Given passage -
By 1954 Polonia had climbed into the First Division, losing just one league game in 3 years. It had taken only four years to get from the bottom to the top of the Victorian soccer pyramid structure.

The club reached the Dockerty Cup final for the first time in their history in 1955. The final played on 22 October, at Ascot Vale ended with a 1:1 draw to Hakoah, with the opening goal from Polonia's Peter Schipperheyn in the 51-minute. The side lost the Cup final replay 2:0 on 5 November.

During its early years the club was fortunate to secure services of Zdzislaw Zabuski, an engineer and businessman, and the club's most loyal supporter, who provided employment for many of the Polonia players. His knowledge of local conditions proved extremely useful. Mr Zabuski was elected club President in 1951.

Julian Chrzanowski was one of the club's first committee members and players. Mr Chrzanowski was a member of the Polish Resistance in World War II, before he was captured and send to Auschwitz concentration camp. He barely survived and was offered the chance to migrate to Australia or the United States. He arrived to Australia in 1949. He became the foundation member of Polonia. He played in the club's first game, and was a member of the championship teams of 1951 and 1952.

Supplied information -
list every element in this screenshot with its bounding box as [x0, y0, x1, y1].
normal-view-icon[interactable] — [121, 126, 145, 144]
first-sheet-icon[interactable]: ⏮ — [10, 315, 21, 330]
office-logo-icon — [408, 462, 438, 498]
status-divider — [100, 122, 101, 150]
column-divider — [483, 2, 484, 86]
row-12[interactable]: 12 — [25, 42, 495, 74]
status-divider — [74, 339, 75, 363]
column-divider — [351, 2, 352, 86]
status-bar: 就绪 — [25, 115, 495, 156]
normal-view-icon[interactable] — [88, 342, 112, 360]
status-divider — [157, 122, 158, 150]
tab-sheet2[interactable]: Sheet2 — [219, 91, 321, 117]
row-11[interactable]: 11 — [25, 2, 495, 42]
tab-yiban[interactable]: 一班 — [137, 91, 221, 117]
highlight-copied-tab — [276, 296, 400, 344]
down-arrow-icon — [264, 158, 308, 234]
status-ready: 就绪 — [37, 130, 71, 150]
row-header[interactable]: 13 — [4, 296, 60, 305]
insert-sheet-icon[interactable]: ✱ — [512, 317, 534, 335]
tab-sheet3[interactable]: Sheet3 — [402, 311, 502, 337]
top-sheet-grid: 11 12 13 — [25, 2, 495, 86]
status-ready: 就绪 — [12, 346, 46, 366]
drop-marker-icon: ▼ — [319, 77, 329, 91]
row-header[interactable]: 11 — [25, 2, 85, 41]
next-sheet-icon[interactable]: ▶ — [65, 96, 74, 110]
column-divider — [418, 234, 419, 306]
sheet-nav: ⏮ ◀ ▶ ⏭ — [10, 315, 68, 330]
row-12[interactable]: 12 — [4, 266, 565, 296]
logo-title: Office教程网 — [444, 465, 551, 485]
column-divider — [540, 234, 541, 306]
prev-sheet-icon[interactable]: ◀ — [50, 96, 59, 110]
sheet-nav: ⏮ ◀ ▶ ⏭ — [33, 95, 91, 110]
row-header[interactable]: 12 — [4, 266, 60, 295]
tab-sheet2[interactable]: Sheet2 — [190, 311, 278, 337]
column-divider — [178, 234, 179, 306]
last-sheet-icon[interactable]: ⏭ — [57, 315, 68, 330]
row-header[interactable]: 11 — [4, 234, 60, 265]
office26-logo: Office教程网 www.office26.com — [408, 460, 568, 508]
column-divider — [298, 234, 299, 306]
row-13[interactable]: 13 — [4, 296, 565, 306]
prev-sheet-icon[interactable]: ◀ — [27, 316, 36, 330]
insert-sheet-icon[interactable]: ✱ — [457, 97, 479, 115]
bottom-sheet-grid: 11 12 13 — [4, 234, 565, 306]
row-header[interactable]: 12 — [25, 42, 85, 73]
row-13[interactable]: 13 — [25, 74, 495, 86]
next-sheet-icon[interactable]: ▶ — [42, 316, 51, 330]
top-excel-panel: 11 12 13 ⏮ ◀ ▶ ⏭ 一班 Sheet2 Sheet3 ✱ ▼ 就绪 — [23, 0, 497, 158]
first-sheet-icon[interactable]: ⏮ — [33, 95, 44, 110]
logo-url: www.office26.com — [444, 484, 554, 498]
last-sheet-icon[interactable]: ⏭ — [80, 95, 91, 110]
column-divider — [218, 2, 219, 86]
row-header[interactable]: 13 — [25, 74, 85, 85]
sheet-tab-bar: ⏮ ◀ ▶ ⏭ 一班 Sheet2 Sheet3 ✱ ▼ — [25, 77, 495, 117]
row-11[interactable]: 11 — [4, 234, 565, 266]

Problems and tasks -
**1.** In the history of the Polonia soccer club, in what year was Zdzislaw Zabuski elected club President?
**2.** Summarize the history of the Polonia soccer club in two sentences.
**3.** Continue the history of the Polonia soccer club from its final sentence.

Answers by task -
**1.** He was elected club President in 1951.

**2.** By 1954 Polonia had climbed into the First Division, taking only four years to rise from the bottom to the top of the Victorian soccer pyramid, and in 1955 it reached its first Dockerty Cup final, drawing 1:1 with Hakoah before losing the replay 2:0. Among its early figures were Zdzislaw Zabuski, a loyal supporter who employed many players and became President in 1951, and Julian Chrzanowski, an Auschwitz survivor and foundation member who played in the club's first game and in its 1951 and 1952 championship teams.

**3.**
W.R.Thomas, President of Victorian Soccer Football Association was Polonia's most influential and noteworthy supporters. He recalls in 1951, prior of taking the Victoria State team on tour of New Zealand, arranging with Polonia club President Zdzislaw Zabuski, to play a trail game against the newly formed Polonia Soccer Club. He was shocked when the lowly and newly formed fourth Division team soundly beat his Touring team 7:1. He then became one of the club's great followers, even with his son, Brian, was a playing member of Polonia first team, representing the club in the 1954 season, debuting in Division One.

In 1956, the year of the Melbourne Olympic Games, Polonia officials took the opportunity to approach visiting membersof the Polish Olympic Committee who agreed
to allow some of Poland's best players to come to Melbourne. Polonia was fortunate to have amongst its ranks, the dynamic figure of Ted Lezon, a person gifted with explosive energy and controversial temperament which gave the Club plenty of drive and lift and who to this day is still an influence to the present. In 1956, Ted Lezon was entertaining officials of the Polish Olympic Teams and jokingly said "What about Polonia getting some top class players from Poland", that remark set the ball rolling, Dr Charles Walker, who was Club president at the time, had influential connections in Poland and the joke became reality.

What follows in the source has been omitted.